== Source data

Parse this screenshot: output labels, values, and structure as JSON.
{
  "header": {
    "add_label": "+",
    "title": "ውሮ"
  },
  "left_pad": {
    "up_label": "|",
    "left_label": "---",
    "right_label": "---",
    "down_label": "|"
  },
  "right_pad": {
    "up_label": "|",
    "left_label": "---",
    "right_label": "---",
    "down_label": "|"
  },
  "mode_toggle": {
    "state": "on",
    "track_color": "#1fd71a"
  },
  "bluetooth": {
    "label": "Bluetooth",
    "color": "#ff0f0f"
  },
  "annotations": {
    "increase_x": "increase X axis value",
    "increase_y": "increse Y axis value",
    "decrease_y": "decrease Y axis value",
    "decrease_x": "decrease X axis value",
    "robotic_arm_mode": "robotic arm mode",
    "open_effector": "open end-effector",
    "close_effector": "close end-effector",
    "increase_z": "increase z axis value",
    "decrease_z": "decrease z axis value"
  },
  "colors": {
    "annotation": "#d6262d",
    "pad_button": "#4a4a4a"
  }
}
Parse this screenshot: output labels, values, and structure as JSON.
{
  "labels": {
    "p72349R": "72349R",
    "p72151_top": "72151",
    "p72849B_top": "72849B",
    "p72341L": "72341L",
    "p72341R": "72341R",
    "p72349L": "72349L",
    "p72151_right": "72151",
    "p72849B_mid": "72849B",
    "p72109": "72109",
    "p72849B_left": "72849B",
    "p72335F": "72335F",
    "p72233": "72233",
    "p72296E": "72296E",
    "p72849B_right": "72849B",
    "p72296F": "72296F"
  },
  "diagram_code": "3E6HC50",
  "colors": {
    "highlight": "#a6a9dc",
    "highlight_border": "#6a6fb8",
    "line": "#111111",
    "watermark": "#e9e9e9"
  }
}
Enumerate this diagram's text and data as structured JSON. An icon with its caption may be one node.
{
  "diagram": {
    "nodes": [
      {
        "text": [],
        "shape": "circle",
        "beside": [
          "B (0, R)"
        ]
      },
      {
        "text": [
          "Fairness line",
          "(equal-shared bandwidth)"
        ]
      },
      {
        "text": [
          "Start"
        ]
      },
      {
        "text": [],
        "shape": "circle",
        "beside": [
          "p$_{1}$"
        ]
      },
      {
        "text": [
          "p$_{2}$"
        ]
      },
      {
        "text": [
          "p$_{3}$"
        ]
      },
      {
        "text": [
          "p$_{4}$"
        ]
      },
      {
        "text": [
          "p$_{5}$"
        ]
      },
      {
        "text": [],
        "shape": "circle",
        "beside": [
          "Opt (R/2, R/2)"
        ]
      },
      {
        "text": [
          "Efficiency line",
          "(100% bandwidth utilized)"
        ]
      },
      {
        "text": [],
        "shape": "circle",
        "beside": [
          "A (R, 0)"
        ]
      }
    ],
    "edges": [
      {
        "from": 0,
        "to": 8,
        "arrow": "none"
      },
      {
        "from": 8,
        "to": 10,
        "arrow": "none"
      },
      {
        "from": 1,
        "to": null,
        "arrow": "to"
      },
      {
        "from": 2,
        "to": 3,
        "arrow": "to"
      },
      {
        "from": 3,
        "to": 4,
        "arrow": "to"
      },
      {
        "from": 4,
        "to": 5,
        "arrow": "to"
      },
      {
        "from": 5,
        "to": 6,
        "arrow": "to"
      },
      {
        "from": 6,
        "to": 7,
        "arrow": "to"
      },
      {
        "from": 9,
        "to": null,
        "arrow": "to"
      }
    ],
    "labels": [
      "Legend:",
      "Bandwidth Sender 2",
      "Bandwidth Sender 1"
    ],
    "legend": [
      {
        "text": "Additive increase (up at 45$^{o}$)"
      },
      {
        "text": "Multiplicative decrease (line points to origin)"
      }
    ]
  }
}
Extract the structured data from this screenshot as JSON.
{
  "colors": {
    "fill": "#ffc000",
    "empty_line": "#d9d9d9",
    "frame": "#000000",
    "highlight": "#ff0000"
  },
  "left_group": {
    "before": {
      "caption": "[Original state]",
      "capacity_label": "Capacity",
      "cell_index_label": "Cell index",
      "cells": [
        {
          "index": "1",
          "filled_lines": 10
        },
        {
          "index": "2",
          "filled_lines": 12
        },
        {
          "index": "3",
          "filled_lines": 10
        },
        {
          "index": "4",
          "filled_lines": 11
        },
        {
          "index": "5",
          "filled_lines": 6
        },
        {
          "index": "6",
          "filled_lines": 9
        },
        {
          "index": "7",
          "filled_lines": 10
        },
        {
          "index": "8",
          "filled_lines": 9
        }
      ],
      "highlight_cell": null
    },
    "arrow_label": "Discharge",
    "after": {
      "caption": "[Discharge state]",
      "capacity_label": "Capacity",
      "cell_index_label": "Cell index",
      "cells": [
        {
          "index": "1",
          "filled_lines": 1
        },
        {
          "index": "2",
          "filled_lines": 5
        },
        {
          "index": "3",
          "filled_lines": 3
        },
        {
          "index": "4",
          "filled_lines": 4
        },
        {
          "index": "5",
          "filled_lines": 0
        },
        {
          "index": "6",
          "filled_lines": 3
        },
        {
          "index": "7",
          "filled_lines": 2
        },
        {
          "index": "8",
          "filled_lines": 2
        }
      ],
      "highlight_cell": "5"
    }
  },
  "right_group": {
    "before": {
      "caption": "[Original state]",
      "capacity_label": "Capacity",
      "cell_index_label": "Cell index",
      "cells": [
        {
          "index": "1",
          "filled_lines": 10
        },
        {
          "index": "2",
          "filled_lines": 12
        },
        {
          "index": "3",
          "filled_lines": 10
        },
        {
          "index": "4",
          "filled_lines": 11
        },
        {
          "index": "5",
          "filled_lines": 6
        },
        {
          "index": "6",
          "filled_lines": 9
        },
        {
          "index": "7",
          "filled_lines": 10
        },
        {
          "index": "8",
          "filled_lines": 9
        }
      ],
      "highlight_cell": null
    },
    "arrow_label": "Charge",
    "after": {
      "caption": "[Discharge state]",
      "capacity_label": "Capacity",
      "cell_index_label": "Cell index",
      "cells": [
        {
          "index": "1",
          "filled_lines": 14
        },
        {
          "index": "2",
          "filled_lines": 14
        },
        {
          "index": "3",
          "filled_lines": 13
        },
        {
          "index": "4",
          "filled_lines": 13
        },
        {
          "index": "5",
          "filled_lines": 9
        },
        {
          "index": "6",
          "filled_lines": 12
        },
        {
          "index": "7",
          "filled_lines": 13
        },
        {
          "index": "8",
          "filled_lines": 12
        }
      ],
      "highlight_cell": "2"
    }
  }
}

====

• What is asked: Search the records above for "JSON". Copy each line where it is found.

• Solution to the exercise:
Parse this screenshot: output labels, values, and structure as JSON.
Parse this screenshot: output labels, values, and structure as JSON.
Enumerate this diagram's text and data as structured JSON. An icon with its caption may be one node.
Extract the structured data from this screenshot as JSON.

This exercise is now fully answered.